Dataset items
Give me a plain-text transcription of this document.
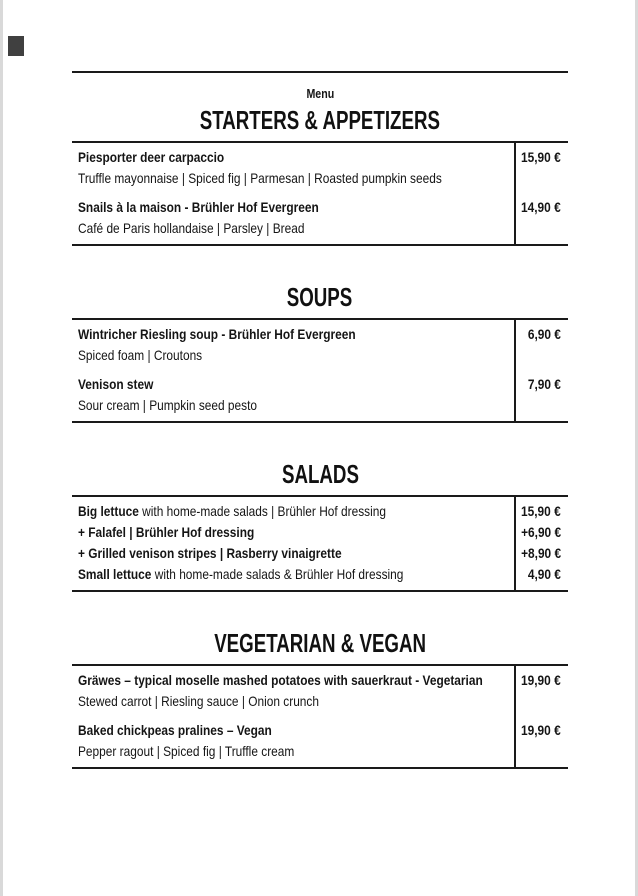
Menu
STARTERS & APPETIZERS
Piesporter deer carpaccio	15,90 €
Truffle mayonnaise | Spiced fig | Parmesan | Roasted pumpkin seeds
Snails à la maison - Brühler Hof Evergreen	14,90 €
Café de Paris hollandaise | Parsley | Bread
SOUPS
Wintricher Riesling soup - Brühler Hof Evergreen	6,90 €
Spiced foam | Croutons
Venison stew	7,90 €
Sour cream | Pumpkin seed pesto
SALADS
Big lettuce with home-made salads | Brühler Hof dressing	15,90 €
+ Falafel | Brühler Hof dressing	+6,90 €
+ Grilled venison stripes | Rasberry vinaigrette	+8,90 €
Small lettuce with home-made salads & Brühler Hof dressing	4,90 €
VEGETARIAN & VEGAN
Gräwes – typical moselle mashed potatoes with sauerkraut - Vegetarian	19,90 €
Stewed carrot | Riesling sauce | Onion crunch
Baked chickpeas pralines – Vegan	19,90 €
Pepper ragout | Spiced fig | Truffle cream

*PROBLEM TO WORK ON*
Exclude the pictures, and transcribe all of the material exactly.

*SOLUTION TO THIS EXERCISE*
Give me a plain-text transcription of this document.
Menu
STARTERS & APPETIZERS
Piesporter deer carpaccio	15,90 €
Truffle mayonnaise | Spiced fig | Parmesan | Roasted pumpkin seeds
Snails à la maison - Brühler Hof Evergreen	14,90 €
Café de Paris hollandaise | Parsley | Bread
SOUPS
Wintricher Riesling soup - Brühler Hof Evergreen	6,90 €
Spiced foam | Croutons
Venison stew	7,90 €
Sour cream | Pumpkin seed pesto
SALADS
Big lettuce with home-made salads | Brühler Hof dressing	15,90 €
+ Falafel | Brühler Hof dressing	+6,90 €
+ Grilled venison stripes | Rasberry vinaigrette	+8,90 €
Small lettuce with home-made salads & Brühler Hof dressing	4,90 €
VEGETARIAN & VEGAN
Gräwes – typical moselle mashed potatoes with sauerkraut - Vegetarian	19,90 €
Stewed carrot | Riesling sauce | Onion crunch
Baked chickpeas pralines – Vegan	19,90 €
Pepper ragout | Spiced fig | Truffle cream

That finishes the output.